A verbatim copy of the records is required, with all pictures left out.

Dataset records on visual material:
>>>
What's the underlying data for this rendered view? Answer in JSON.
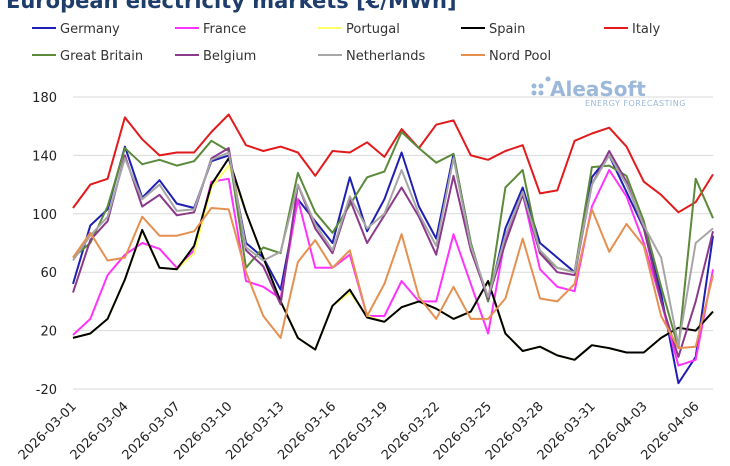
{
  "chart_data": {
    "type": "line",
    "title": "European electricity markets [€/MWh]",
    "logo": "AleaSoft",
    "logo_subtitle": "ENERGY FORECASTING",
    "x": [
      "2026-03-01",
      "2026-03-02",
      "2026-03-03",
      "2026-03-04",
      "2026-03-05",
      "2026-03-06",
      "2026-03-07",
      "2026-03-08",
      "2026-03-09",
      "2026-03-10",
      "2026-03-11",
      "2026-03-12",
      "2026-03-13",
      "2026-03-14",
      "2026-03-15",
      "2026-03-16",
      "2026-03-17",
      "2026-03-18",
      "2026-03-19",
      "2026-03-20",
      "2026-03-21",
      "2026-03-22",
      "2026-03-23",
      "2026-03-24",
      "2026-03-25",
      "2026-03-26",
      "2026-03-27",
      "2026-03-28",
      "2026-03-29",
      "2026-03-30",
      "2026-03-31",
      "2026-04-01",
      "2026-04-02",
      "2026-04-03",
      "2026-04-04",
      "2026-04-05",
      "2026-04-06",
      "2026-04-07"
    ],
    "series": [
      {
        "name": "Germany",
        "color": "#1f1fb4",
        "values": [
          52,
          92,
          103,
          146,
          111,
          123,
          107,
          104,
          136,
          140,
          80,
          70,
          48,
          110,
          95,
          80,
          125,
          88,
          110,
          142,
          105,
          83,
          141,
          80,
          40,
          90,
          118,
          80,
          70,
          60,
          125,
          140,
          115,
          90,
          45,
          -16,
          2,
          85
        ]
      },
      {
        "name": "France",
        "color": "#ff33ff",
        "values": [
          17,
          28,
          58,
          72,
          80,
          76,
          63,
          75,
          122,
          124,
          54,
          50,
          42,
          110,
          63,
          63,
          72,
          30,
          30,
          54,
          40,
          40,
          86,
          52,
          18,
          84,
          114,
          62,
          50,
          47,
          105,
          130,
          112,
          80,
          40,
          -4,
          0,
          62
        ]
      },
      {
        "name": "Portugal",
        "color": "#ffff66",
        "values": [
          15,
          18,
          28,
          55,
          88,
          63,
          62,
          73,
          118,
          133,
          101,
          70,
          40,
          15,
          7,
          37,
          46,
          30,
          26,
          36,
          40,
          35,
          28,
          33,
          54,
          18,
          6,
          9,
          3,
          0,
          10,
          8,
          5,
          5,
          15,
          22,
          20,
          33
        ]
      },
      {
        "name": "Spain",
        "color": "#000000",
        "values": [
          15,
          18,
          28,
          55,
          89,
          63,
          62,
          78,
          120,
          138,
          101,
          70,
          40,
          15,
          7,
          37,
          48,
          29,
          26,
          36,
          40,
          35,
          28,
          33,
          54,
          18,
          6,
          9,
          3,
          0,
          10,
          8,
          5,
          5,
          15,
          22,
          20,
          33
        ]
      },
      {
        "name": "Italy",
        "color": "#e31a1c",
        "values": [
          104,
          120,
          124,
          166,
          151,
          140,
          142,
          142,
          156,
          168,
          147,
          143,
          146,
          142,
          126,
          143,
          142,
          149,
          139,
          158,
          145,
          161,
          164,
          140,
          137,
          143,
          147,
          114,
          116,
          150,
          155,
          159,
          146,
          122,
          113,
          101,
          108,
          127
        ]
      },
      {
        "name": "Great Britain",
        "color": "#5a8a3a",
        "values": [
          70,
          80,
          105,
          145,
          134,
          137,
          133,
          136,
          150,
          143,
          63,
          77,
          73,
          128,
          101,
          87,
          106,
          125,
          129,
          156,
          145,
          135,
          141,
          80,
          40,
          118,
          130,
          73,
          63,
          60,
          132,
          133,
          126,
          95,
          50,
          8,
          124,
          97
        ]
      },
      {
        "name": "Belgium",
        "color": "#8b3a8b",
        "values": [
          46,
          82,
          95,
          140,
          105,
          113,
          99,
          101,
          138,
          145,
          75,
          64,
          38,
          120,
          90,
          73,
          110,
          80,
          99,
          118,
          98,
          72,
          126,
          75,
          42,
          80,
          113,
          73,
          60,
          58,
          120,
          143,
          122,
          90,
          40,
          2,
          40,
          88
        ]
      },
      {
        "name": "Netherlands",
        "color": "#a6a6a6",
        "values": [
          68,
          85,
          98,
          138,
          110,
          120,
          102,
          103,
          137,
          142,
          77,
          68,
          74,
          120,
          93,
          75,
          112,
          90,
          100,
          130,
          100,
          78,
          138,
          78,
          43,
          85,
          115,
          75,
          63,
          60,
          120,
          140,
          120,
          92,
          70,
          10,
          80,
          90
        ]
      },
      {
        "name": "Nord Pool",
        "color": "#e69050",
        "values": [
          70,
          87,
          68,
          70,
          98,
          85,
          85,
          88,
          104,
          103,
          60,
          30,
          15,
          67,
          82,
          63,
          75,
          30,
          52,
          86,
          43,
          28,
          50,
          28,
          28,
          42,
          83,
          42,
          40,
          52,
          103,
          74,
          93,
          78,
          30,
          8,
          9,
          58
        ]
      }
    ],
    "ylim": [
      -20,
      180
    ],
    "yticks": [
      -20,
      20,
      60,
      100,
      140,
      180
    ],
    "grid": true
  }
}
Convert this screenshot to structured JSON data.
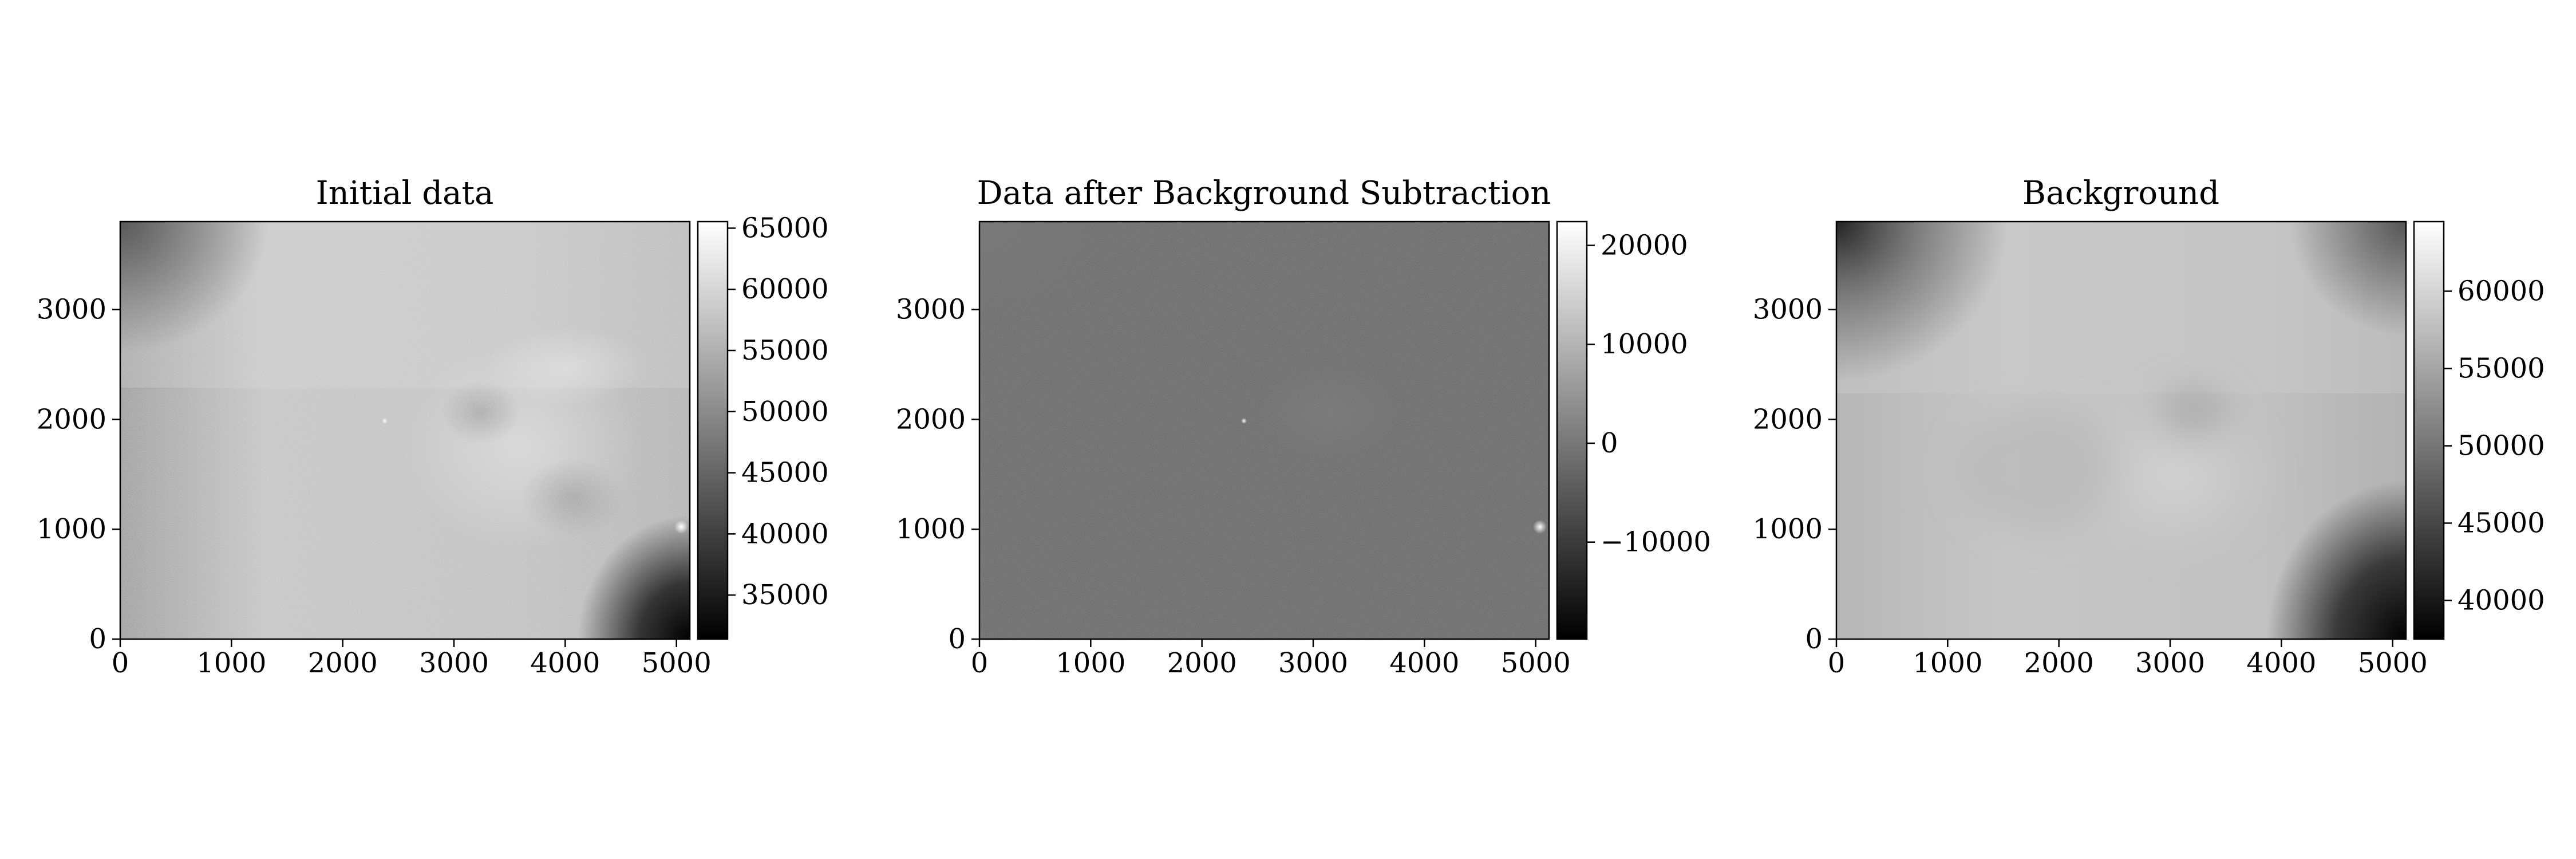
{
  "figure": {
    "background": "#ffffff"
  },
  "chart_data": [
    {
      "type": "heatmap",
      "title": "Initial data",
      "colormap": "gray",
      "xlim": [
        0,
        5120
      ],
      "ylim": [
        0,
        3800
      ],
      "x_ticks": [
        0,
        1000,
        2000,
        3000,
        4000,
        5000
      ],
      "x_tick_labels": [
        "0",
        "1000",
        "2000",
        "3000",
        "4000",
        "5000"
      ],
      "y_ticks": [
        0,
        1000,
        2000,
        3000
      ],
      "y_tick_labels": [
        "0",
        "1000",
        "2000",
        "3000"
      ],
      "colorbar": {
        "range": [
          31400,
          65535
        ],
        "ticks": [
          35000,
          40000,
          45000,
          50000,
          55000,
          60000,
          65000
        ],
        "tick_labels": [
          "35000",
          "40000",
          "45000",
          "50000",
          "55000",
          "60000",
          "65000"
        ]
      }
    },
    {
      "type": "heatmap",
      "title": "Data after Background Subtraction",
      "colormap": "gray",
      "xlim": [
        0,
        5120
      ],
      "ylim": [
        0,
        3800
      ],
      "x_ticks": [
        0,
        1000,
        2000,
        3000,
        4000,
        5000
      ],
      "x_tick_labels": [
        "0",
        "1000",
        "2000",
        "3000",
        "4000",
        "5000"
      ],
      "y_ticks": [
        0,
        1000,
        2000,
        3000
      ],
      "y_tick_labels": [
        "0",
        "1000",
        "2000",
        "3000"
      ],
      "colorbar": {
        "range": [
          -19800,
          22400
        ],
        "ticks": [
          -10000,
          0,
          10000,
          20000
        ],
        "tick_labels": [
          "−10000",
          "0",
          "10000",
          "20000"
        ]
      }
    },
    {
      "type": "heatmap",
      "title": "Background",
      "colormap": "gray",
      "xlim": [
        0,
        5120
      ],
      "ylim": [
        0,
        3800
      ],
      "x_ticks": [
        0,
        1000,
        2000,
        3000,
        4000,
        5000
      ],
      "x_tick_labels": [
        "0",
        "1000",
        "2000",
        "3000",
        "4000",
        "5000"
      ],
      "y_ticks": [
        0,
        1000,
        2000,
        3000
      ],
      "y_tick_labels": [
        "0",
        "1000",
        "2000",
        "3000"
      ],
      "colorbar": {
        "range": [
          37500,
          64500
        ],
        "ticks": [
          40000,
          45000,
          50000,
          55000,
          60000
        ],
        "tick_labels": [
          "40000",
          "45000",
          "50000",
          "55000",
          "60000"
        ]
      }
    }
  ]
}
<<<
EXERCISE RESPONSE:
What's the underlying data for this rendered view? Answer in JSON.
{
  "chart_data": {
    "type": "line",
    "title": "European electricity markets [€/MWh]",
    "logo": "AleaSoft",
    "logo_subtitle": "ENERGY FORECASTING",
    "x": [
      "2026-03-01",
      "2026-03-02",
      "2026-03-03",
      "2026-03-04",
      "2026-03-05",
      "2026-03-06",
      "2026-03-07",
      "2026-03-08",
      "2026-03-09",
      "2026-03-10",
      "2026-03-11",
      "2026-03-12",
      "2026-03-13",
      "2026-03-14",
      "2026-03-15",
      "2026-03-16",
      "2026-03-17",
      "2026-03-18",
      "2026-03-19",
      "2026-03-20",
      "2026-03-21",
      "2026-03-22",
      "2026-03-23",
      "2026-03-24",
      "2026-03-25",
      "2026-03-26",
      "2026-03-27",
      "2026-03-28",
      "2026-03-29",
      "2026-03-30",
      "2026-03-31",
      "2026-04-01",
      "2026-04-02",
      "2026-04-03",
      "2026-04-04",
      "2026-04-05",
      "2026-04-06",
      "2026-04-07"
    ],
    "series": [
      {
        "name": "Germany",
        "color": "#1f1fb4",
        "values": [
          52,
          92,
          103,
          146,
          111,
          123,
          107,
          104,
          136,
          140,
          80,
          70,
          48,
          110,
          95,
          80,
          125,
          88,
          110,
          142,
          105,
          83,
          141,
          80,
          40,
          90,
          118,
          80,
          70,
          60,
          125,
          140,
          115,
          90,
          45,
          -16,
          2,
          85
        ]
      },
      {
        "name": "France",
        "color": "#ff33ff",
        "values": [
          17,
          28,
          58,
          72,
          80,
          76,
          63,
          75,
          122,
          124,
          54,
          50,
          42,
          110,
          63,
          63,
          72,
          30,
          30,
          54,
          40,
          40,
          86,
          52,
          18,
          84,
          114,
          62,
          50,
          47,
          105,
          130,
          112,
          80,
          40,
          -4,
          0,
          62
        ]
      },
      {
        "name": "Portugal",
        "color": "#ffff66",
        "values": [
          15,
          18,
          28,
          55,
          88,
          63,
          62,
          73,
          118,
          133,
          101,
          70,
          40,
          15,
          7,
          37,
          46,
          30,
          26,
          36,
          40,
          35,
          28,
          33,
          54,
          18,
          6,
          9,
          3,
          0,
          10,
          8,
          5,
          5,
          15,
          22,
          20,
          33
        ]
      },
      {
        "name": "Spain",
        "color": "#000000",
        "values": [
          15,
          18,
          28,
          55,
          89,
          63,
          62,
          78,
          120,
          138,
          101,
          70,
          40,
          15,
          7,
          37,
          48,
          29,
          26,
          36,
          40,
          35,
          28,
          33,
          54,
          18,
          6,
          9,
          3,
          0,
          10,
          8,
          5,
          5,
          15,
          22,
          20,
          33
        ]
      },
      {
        "name": "Italy",
        "color": "#e31a1c",
        "values": [
          104,
          120,
          124,
          166,
          151,
          140,
          142,
          142,
          156,
          168,
          147,
          143,
          146,
          142,
          126,
          143,
          142,
          149,
          139,
          158,
          145,
          161,
          164,
          140,
          137,
          143,
          147,
          114,
          116,
          150,
          155,
          159,
          146,
          122,
          113,
          101,
          108,
          127
        ]
      },
      {
        "name": "Great Britain",
        "color": "#5a8a3a",
        "values": [
          70,
          80,
          105,
          145,
          134,
          137,
          133,
          136,
          150,
          143,
          63,
          77,
          73,
          128,
          101,
          87,
          106,
          125,
          129,
          156,
          145,
          135,
          141,
          80,
          40,
          118,
          130,
          73,
          63,
          60,
          132,
          133,
          126,
          95,
          50,
          8,
          124,
          97
        ]
      },
      {
        "name": "Belgium",
        "color": "#8b3a8b",
        "values": [
          46,
          82,
          95,
          140,
          105,
          113,
          99,
          101,
          138,
          145,
          75,
          64,
          38,
          120,
          90,
          73,
          110,
          80,
          99,
          118,
          98,
          72,
          126,
          75,
          42,
          80,
          113,
          73,
          60,
          58,
          120,
          143,
          122,
          90,
          40,
          2,
          40,
          88
        ]
      },
      {
        "name": "Netherlands",
        "color": "#a6a6a6",
        "values": [
          68,
          85,
          98,
          138,
          110,
          120,
          102,
          103,
          137,
          142,
          77,
          68,
          74,
          120,
          93,
          75,
          112,
          90,
          100,
          130,
          100,
          78,
          138,
          78,
          43,
          85,
          115,
          75,
          63,
          60,
          120,
          140,
          120,
          92,
          70,
          10,
          80,
          90
        ]
      },
      {
        "name": "Nord Pool",
        "color": "#e69050",
        "values": [
          70,
          87,
          68,
          70,
          98,
          85,
          85,
          88,
          104,
          103,
          60,
          30,
          15,
          67,
          82,
          63,
          75,
          30,
          52,
          86,
          43,
          28,
          50,
          28,
          28,
          42,
          83,
          42,
          40,
          52,
          103,
          74,
          93,
          78,
          30,
          8,
          9,
          58
        ]
      }
    ],
    "ylim": [
      -20,
      180
    ],
    "yticks": [
      -20,
      20,
      60,
      100,
      140,
      180
    ],
    "grid": true
  }
}
Convert this screenshot to structured JSON data.
{
  "figure": {
    "background": "#ffffff"
  },
  "chart_data": [
    {
      "type": "heatmap",
      "title": "Initial data",
      "colormap": "gray",
      "xlim": [
        0,
        5120
      ],
      "ylim": [
        0,
        3800
      ],
      "x_ticks": [
        0,
        1000,
        2000,
        3000,
        4000,
        5000
      ],
      "x_tick_labels": [
        "0",
        "1000",
        "2000",
        "3000",
        "4000",
        "5000"
      ],
      "y_ticks": [
        0,
        1000,
        2000,
        3000
      ],
      "y_tick_labels": [
        "0",
        "1000",
        "2000",
        "3000"
      ],
      "colorbar": {
        "range": [
          31400,
          65535
        ],
        "ticks": [
          35000,
          40000,
          45000,
          50000,
          55000,
          60000,
          65000
        ],
        "tick_labels": [
          "35000",
          "40000",
          "45000",
          "50000",
          "55000",
          "60000",
          "65000"
        ]
      }
    },
    {
      "type": "heatmap",
      "title": "Data after Background Subtraction",
      "colormap": "gray",
      "xlim": [
        0,
        5120
      ],
      "ylim": [
        0,
        3800
      ],
      "x_ticks": [
        0,
        1000,
        2000,
        3000,
        4000,
        5000
      ],
      "x_tick_labels": [
        "0",
        "1000",
        "2000",
        "3000",
        "4000",
        "5000"
      ],
      "y_ticks": [
        0,
        1000,
        2000,
        3000
      ],
      "y_tick_labels": [
        "0",
        "1000",
        "2000",
        "3000"
      ],
      "colorbar": {
        "range": [
          -19800,
          22400
        ],
        "ticks": [
          -10000,
          0,
          10000,
          20000
        ],
        "tick_labels": [
          "−10000",
          "0",
          "10000",
          "20000"
        ]
      }
    },
    {
      "type": "heatmap",
      "title": "Background",
      "colormap": "gray",
      "xlim": [
        0,
        5120
      ],
      "ylim": [
        0,
        3800
      ],
      "x_ticks": [
        0,
        1000,
        2000,
        3000,
        4000,
        5000
      ],
      "x_tick_labels": [
        "0",
        "1000",
        "2000",
        "3000",
        "4000",
        "5000"
      ],
      "y_ticks": [
        0,
        1000,
        2000,
        3000
      ],
      "y_tick_labels": [
        "0",
        "1000",
        "2000",
        "3000"
      ],
      "colorbar": {
        "range": [
          37500,
          64500
        ],
        "ticks": [
          40000,
          45000,
          50000,
          55000,
          60000
        ],
        "tick_labels": [
          "40000",
          "45000",
          "50000",
          "55000",
          "60000"
        ]
      }
    }
  ]
}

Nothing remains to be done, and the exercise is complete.